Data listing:

━━━━

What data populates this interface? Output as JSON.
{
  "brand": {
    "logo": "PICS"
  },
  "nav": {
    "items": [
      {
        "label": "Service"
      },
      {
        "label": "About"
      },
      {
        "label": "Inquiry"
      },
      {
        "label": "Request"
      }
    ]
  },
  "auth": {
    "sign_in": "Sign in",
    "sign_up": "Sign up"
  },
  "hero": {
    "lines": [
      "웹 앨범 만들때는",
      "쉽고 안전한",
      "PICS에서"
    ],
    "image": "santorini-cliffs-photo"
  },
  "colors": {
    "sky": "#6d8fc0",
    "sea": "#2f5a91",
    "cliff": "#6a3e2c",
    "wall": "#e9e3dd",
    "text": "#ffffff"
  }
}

━━━━

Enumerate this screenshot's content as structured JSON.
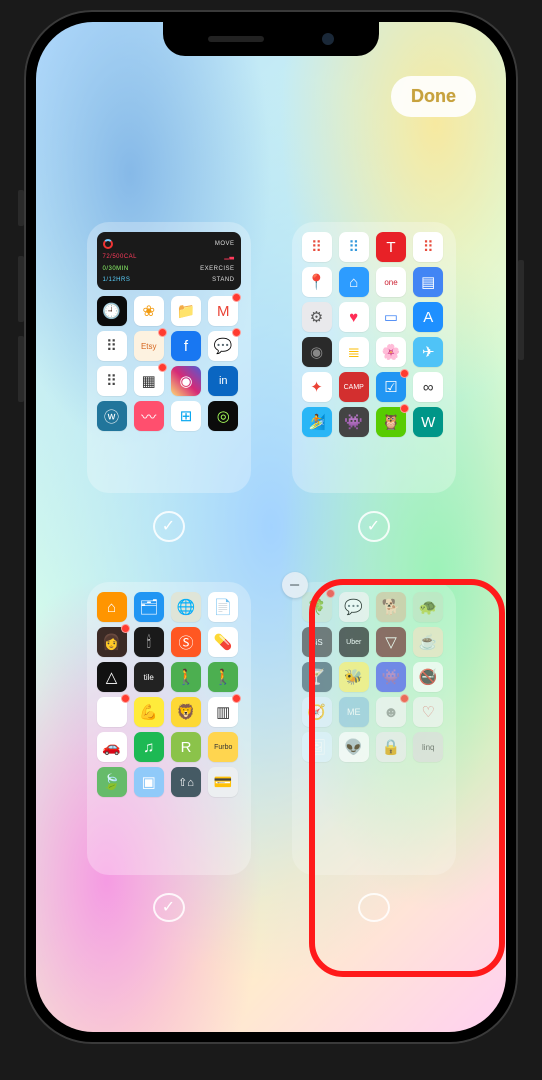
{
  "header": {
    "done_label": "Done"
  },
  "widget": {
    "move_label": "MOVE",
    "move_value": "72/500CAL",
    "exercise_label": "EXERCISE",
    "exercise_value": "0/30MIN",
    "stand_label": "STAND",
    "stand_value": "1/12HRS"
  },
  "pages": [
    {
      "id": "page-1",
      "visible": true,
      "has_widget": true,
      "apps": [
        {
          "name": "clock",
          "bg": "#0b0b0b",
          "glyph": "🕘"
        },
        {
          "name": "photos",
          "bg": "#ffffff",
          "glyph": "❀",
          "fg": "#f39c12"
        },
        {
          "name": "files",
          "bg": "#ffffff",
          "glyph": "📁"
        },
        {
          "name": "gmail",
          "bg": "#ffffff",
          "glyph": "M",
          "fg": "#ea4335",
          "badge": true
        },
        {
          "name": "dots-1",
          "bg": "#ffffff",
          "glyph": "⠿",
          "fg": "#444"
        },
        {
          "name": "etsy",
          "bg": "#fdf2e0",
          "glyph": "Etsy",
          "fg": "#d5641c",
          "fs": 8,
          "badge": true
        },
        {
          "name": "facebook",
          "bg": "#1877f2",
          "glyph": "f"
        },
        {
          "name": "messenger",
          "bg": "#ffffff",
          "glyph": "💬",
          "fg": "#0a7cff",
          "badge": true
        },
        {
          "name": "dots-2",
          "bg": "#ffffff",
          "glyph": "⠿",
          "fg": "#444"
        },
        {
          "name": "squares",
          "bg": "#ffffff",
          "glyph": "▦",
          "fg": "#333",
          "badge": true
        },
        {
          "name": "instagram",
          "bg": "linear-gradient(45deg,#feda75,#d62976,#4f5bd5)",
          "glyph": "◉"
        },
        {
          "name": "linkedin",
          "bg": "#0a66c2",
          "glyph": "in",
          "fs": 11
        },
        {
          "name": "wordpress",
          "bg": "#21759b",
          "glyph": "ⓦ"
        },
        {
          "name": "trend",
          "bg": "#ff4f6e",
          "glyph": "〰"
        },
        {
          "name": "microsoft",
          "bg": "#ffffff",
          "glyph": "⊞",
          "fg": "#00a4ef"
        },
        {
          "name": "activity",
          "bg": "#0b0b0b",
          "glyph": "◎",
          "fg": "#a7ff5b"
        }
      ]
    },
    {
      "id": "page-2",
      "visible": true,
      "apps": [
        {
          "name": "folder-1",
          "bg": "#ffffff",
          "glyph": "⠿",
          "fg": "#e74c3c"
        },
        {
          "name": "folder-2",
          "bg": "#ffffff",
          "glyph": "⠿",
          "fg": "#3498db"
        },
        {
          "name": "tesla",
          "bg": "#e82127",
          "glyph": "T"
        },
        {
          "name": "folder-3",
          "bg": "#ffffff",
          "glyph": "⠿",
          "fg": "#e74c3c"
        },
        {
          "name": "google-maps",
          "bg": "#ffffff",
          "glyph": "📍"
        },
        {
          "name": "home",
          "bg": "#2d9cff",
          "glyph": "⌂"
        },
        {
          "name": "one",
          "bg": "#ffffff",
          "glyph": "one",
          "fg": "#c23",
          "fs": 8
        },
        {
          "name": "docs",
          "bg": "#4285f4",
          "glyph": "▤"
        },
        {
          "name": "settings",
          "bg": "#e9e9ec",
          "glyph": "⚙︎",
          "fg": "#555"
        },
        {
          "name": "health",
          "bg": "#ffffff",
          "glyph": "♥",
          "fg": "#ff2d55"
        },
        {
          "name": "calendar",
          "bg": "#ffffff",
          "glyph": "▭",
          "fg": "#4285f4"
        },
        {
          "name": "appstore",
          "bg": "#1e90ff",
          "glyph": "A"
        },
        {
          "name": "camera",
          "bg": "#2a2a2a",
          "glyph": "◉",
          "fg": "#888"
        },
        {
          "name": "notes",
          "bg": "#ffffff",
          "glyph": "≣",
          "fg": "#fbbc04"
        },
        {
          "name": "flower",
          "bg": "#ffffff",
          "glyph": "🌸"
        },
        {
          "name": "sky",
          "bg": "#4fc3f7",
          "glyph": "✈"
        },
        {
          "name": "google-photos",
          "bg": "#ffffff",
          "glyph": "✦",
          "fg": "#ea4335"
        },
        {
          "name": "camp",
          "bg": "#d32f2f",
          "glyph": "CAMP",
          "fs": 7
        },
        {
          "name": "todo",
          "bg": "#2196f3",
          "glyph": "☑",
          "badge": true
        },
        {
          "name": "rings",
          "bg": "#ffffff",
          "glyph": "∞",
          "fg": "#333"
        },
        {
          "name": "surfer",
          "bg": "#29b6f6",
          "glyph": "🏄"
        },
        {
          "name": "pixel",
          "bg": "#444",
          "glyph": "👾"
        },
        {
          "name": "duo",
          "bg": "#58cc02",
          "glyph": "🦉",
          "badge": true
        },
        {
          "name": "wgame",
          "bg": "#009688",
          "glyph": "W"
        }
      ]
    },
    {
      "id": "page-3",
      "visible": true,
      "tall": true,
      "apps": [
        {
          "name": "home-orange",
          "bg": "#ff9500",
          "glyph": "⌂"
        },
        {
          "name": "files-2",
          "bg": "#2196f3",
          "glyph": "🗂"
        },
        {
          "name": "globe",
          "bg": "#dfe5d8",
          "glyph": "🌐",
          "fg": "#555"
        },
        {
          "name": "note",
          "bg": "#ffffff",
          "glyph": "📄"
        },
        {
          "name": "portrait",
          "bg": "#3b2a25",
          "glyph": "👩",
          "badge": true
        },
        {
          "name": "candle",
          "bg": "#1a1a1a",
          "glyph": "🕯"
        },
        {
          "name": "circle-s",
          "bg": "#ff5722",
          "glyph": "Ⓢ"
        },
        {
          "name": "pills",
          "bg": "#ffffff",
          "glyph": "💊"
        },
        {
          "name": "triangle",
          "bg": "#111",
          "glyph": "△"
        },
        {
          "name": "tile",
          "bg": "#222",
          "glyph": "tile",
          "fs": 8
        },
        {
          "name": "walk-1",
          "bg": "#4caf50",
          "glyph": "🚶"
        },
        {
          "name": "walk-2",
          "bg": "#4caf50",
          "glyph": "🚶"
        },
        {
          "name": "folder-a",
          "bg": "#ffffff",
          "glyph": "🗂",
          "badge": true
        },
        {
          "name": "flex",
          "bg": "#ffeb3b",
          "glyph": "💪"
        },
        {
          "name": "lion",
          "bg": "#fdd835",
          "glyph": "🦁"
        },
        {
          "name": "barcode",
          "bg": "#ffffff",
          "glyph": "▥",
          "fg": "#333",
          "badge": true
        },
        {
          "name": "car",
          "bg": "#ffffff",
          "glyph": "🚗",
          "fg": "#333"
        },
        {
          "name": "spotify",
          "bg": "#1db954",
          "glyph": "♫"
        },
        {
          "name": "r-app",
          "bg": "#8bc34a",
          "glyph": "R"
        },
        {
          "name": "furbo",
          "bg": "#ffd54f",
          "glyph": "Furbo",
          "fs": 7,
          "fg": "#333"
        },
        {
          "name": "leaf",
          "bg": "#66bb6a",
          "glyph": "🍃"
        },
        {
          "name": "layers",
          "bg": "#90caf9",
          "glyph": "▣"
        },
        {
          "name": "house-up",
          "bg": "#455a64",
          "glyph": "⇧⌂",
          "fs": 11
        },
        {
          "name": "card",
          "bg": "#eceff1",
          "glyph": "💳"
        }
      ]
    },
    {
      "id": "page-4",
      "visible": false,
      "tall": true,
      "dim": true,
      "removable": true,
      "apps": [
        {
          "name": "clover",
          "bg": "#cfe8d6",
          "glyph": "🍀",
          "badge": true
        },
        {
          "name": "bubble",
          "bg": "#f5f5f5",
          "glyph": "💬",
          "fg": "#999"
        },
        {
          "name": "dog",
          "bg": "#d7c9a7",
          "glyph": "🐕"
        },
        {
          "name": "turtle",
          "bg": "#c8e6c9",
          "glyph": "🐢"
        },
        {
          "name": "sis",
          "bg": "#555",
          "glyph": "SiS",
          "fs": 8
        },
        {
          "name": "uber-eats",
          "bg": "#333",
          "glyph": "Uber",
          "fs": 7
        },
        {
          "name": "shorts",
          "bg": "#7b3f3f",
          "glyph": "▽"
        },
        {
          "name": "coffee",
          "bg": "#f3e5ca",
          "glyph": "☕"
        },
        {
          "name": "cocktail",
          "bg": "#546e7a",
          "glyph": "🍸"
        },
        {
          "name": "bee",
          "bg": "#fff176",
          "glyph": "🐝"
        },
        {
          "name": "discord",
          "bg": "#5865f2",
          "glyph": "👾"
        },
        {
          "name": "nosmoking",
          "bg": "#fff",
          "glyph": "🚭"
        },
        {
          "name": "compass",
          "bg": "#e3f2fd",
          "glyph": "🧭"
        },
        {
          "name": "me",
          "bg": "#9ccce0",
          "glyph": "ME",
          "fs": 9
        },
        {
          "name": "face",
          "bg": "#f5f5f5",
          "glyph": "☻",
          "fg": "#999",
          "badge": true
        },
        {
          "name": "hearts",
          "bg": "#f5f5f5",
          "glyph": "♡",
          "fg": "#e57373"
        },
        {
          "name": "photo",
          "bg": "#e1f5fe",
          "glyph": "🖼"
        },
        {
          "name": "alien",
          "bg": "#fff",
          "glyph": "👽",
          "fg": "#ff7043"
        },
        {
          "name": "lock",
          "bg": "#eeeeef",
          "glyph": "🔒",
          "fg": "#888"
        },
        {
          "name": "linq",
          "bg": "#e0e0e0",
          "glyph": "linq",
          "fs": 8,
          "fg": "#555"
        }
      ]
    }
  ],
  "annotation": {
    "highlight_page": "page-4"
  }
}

━━━━

Identify all lines in the records above with the word "google".

          "name": "google-maps",
          "name": "google-photos",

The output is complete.